§ **Work to be completed**:
Identify all lines below that hold "ByLayer" and collect them.

§ **Record set**:

******************************

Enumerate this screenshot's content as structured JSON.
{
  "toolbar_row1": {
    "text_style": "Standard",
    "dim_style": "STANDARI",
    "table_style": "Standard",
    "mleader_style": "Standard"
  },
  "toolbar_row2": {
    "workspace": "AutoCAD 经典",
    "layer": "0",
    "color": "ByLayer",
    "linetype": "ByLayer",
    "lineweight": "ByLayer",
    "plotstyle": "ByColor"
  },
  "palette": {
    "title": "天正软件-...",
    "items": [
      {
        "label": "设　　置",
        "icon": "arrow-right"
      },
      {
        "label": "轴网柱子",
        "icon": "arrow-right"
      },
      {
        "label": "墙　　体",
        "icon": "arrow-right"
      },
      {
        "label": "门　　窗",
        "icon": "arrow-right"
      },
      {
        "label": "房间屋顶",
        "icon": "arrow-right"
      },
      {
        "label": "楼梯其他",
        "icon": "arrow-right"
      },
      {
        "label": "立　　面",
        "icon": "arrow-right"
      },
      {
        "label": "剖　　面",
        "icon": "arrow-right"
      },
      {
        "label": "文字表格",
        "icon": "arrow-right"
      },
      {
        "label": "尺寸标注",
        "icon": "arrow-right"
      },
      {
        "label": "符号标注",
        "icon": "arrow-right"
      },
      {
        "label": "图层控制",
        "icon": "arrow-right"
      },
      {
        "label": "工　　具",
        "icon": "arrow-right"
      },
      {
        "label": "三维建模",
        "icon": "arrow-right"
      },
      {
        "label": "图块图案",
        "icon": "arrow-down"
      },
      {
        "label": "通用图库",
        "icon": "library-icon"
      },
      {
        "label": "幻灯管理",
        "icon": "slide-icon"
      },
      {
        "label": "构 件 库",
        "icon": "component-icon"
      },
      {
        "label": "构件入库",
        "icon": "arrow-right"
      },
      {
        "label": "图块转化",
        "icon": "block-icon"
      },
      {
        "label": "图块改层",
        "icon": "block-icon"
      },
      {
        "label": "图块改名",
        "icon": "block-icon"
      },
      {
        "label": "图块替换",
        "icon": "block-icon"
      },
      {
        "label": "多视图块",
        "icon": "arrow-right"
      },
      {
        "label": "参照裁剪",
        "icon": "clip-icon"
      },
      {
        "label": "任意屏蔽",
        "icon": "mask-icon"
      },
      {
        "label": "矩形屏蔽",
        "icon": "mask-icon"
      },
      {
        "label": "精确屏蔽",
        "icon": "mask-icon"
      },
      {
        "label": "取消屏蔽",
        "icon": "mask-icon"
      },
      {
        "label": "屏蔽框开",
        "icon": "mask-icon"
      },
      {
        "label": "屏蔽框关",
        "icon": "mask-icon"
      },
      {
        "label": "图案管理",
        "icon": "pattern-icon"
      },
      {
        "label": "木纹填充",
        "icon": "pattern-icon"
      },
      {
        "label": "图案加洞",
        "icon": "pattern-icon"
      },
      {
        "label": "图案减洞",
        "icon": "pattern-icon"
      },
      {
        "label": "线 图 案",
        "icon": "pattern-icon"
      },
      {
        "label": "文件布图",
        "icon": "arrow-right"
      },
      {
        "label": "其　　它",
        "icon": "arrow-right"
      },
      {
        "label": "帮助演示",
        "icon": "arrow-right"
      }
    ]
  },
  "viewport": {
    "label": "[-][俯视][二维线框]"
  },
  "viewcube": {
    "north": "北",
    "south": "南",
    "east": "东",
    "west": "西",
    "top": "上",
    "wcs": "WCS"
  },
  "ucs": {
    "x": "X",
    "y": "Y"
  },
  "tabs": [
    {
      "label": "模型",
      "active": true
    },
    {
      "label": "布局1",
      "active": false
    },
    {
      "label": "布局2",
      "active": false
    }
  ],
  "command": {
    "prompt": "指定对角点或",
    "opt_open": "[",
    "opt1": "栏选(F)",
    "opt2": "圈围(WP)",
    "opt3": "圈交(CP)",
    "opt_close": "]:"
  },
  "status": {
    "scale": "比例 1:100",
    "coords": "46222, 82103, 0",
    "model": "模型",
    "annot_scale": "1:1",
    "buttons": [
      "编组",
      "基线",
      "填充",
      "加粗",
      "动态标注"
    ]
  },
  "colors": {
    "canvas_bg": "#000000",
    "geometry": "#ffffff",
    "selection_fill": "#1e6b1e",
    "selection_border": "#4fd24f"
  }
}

******************************

§ **Task result**:
    "color": "ByLayer",
    "linetype": "ByLayer",
    "lineweight": "ByLayer",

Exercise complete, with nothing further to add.